* Begin Exercise inputs *

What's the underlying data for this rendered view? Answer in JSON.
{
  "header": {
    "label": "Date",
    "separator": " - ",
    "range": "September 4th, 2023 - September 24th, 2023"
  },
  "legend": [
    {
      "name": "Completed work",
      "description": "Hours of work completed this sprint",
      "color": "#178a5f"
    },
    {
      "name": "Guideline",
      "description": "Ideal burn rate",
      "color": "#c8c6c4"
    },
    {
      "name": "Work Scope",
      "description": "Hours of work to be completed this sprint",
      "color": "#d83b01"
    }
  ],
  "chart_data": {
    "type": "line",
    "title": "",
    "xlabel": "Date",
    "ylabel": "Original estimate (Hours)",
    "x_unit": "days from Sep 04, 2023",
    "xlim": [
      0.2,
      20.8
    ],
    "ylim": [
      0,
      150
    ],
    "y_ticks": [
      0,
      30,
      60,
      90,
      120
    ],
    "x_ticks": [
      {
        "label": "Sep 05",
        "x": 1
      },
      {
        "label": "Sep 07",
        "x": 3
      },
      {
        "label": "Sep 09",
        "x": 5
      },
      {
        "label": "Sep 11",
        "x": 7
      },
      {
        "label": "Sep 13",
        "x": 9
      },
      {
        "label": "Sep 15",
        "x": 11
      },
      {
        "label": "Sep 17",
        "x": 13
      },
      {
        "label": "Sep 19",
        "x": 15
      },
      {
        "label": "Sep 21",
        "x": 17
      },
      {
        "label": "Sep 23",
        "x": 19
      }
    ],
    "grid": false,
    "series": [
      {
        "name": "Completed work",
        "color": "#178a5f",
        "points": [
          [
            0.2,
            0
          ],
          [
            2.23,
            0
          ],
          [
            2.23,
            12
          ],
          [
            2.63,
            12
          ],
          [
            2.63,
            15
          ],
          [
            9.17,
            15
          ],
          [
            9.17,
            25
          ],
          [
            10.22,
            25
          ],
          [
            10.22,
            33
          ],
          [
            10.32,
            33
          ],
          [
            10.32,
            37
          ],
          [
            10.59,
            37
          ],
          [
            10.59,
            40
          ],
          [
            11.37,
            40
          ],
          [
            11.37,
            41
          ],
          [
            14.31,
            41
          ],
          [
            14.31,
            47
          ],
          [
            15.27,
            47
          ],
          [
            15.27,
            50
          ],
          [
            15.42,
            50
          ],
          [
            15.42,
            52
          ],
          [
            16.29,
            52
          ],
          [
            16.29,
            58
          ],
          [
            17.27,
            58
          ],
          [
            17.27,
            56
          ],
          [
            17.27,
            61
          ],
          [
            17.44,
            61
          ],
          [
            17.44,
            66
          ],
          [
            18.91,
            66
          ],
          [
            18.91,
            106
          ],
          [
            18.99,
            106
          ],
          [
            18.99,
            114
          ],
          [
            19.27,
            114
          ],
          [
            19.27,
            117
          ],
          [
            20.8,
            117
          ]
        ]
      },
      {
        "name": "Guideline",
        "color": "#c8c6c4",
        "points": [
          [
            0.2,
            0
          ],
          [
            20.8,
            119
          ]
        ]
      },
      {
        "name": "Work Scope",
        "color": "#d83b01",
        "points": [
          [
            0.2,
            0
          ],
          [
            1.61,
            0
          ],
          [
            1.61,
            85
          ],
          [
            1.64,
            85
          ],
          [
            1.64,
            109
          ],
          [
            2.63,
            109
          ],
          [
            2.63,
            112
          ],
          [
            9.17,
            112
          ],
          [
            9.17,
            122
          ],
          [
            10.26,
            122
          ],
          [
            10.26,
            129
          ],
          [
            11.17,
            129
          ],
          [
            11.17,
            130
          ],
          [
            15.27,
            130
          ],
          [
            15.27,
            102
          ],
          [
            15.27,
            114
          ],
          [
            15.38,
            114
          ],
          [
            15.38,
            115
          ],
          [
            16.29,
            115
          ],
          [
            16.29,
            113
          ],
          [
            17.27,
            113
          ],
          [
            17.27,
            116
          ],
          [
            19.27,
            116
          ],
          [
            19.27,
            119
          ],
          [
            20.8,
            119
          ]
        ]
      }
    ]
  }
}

* End Exercise inputs *

Job - Give all the entries again exactly; leave none out.

Written answer -
What's the underlying data for this rendered view? Answer in JSON.
{
  "header": {
    "label": "Date",
    "separator": " - ",
    "range": "September 4th, 2023 - September 24th, 2023"
  },
  "legend": [
    {
      "name": "Completed work",
      "description": "Hours of work completed this sprint",
      "color": "#178a5f"
    },
    {
      "name": "Guideline",
      "description": "Ideal burn rate",
      "color": "#c8c6c4"
    },
    {
      "name": "Work Scope",
      "description": "Hours of work to be completed this sprint",
      "color": "#d83b01"
    }
  ],
  "chart_data": {
    "type": "line",
    "title": "",
    "xlabel": "Date",
    "ylabel": "Original estimate (Hours)",
    "x_unit": "days from Sep 04, 2023",
    "xlim": [
      0.2,
      20.8
    ],
    "ylim": [
      0,
      150
    ],
    "y_ticks": [
      0,
      30,
      60,
      90,
      120
    ],
    "x_ticks": [
      {
        "label": "Sep 05",
        "x": 1
      },
      {
        "label": "Sep 07",
        "x": 3
      },
      {
        "label": "Sep 09",
        "x": 5
      },
      {
        "label": "Sep 11",
        "x": 7
      },
      {
        "label": "Sep 13",
        "x": 9
      },
      {
        "label": "Sep 15",
        "x": 11
      },
      {
        "label": "Sep 17",
        "x": 13
      },
      {
        "label": "Sep 19",
        "x": 15
      },
      {
        "label": "Sep 21",
        "x": 17
      },
      {
        "label": "Sep 23",
        "x": 19
      }
    ],
    "grid": false,
    "series": [
      {
        "name": "Completed work",
        "color": "#178a5f",
        "points": [
          [
            0.2,
            0
          ],
          [
            2.23,
            0
          ],
          [
            2.23,
            12
          ],
          [
            2.63,
            12
          ],
          [
            2.63,
            15
          ],
          [
            9.17,
            15
          ],
          [
            9.17,
            25
          ],
          [
            10.22,
            25
          ],
          [
            10.22,
            33
          ],
          [
            10.32,
            33
          ],
          [
            10.32,
            37
          ],
          [
            10.59,
            37
          ],
          [
            10.59,
            40
          ],
          [
            11.37,
            40
          ],
          [
            11.37,
            41
          ],
          [
            14.31,
            41
          ],
          [
            14.31,
            47
          ],
          [
            15.27,
            47
          ],
          [
            15.27,
            50
          ],
          [
            15.42,
            50
          ],
          [
            15.42,
            52
          ],
          [
            16.29,
            52
          ],
          [
            16.29,
            58
          ],
          [
            17.27,
            58
          ],
          [
            17.27,
            56
          ],
          [
            17.27,
            61
          ],
          [
            17.44,
            61
          ],
          [
            17.44,
            66
          ],
          [
            18.91,
            66
          ],
          [
            18.91,
            106
          ],
          [
            18.99,
            106
          ],
          [
            18.99,
            114
          ],
          [
            19.27,
            114
          ],
          [
            19.27,
            117
          ],
          [
            20.8,
            117
          ]
        ]
      },
      {
        "name": "Guideline",
        "color": "#c8c6c4",
        "points": [
          [
            0.2,
            0
          ],
          [
            20.8,
            119
          ]
        ]
      },
      {
        "name": "Work Scope",
        "color": "#d83b01",
        "points": [
          [
            0.2,
            0
          ],
          [
            1.61,
            0
          ],
          [
            1.61,
            85
          ],
          [
            1.64,
            85
          ],
          [
            1.64,
            109
          ],
          [
            2.63,
            109
          ],
          [
            2.63,
            112
          ],
          [
            9.17,
            112
          ],
          [
            9.17,
            122
          ],
          [
            10.26,
            122
          ],
          [
            10.26,
            129
          ],
          [
            11.17,
            129
          ],
          [
            11.17,
            130
          ],
          [
            15.27,
            130
          ],
          [
            15.27,
            102
          ],
          [
            15.27,
            114
          ],
          [
            15.38,
            114
          ],
          [
            15.38,
            115
          ],
          [
            16.29,
            115
          ],
          [
            16.29,
            113
          ],
          [
            17.27,
            113
          ],
          [
            17.27,
            116
          ],
          [
            19.27,
            116
          ],
          [
            19.27,
            119
          ],
          [
            20.8,
            119
          ]
        ]
      }
    ]
  }
}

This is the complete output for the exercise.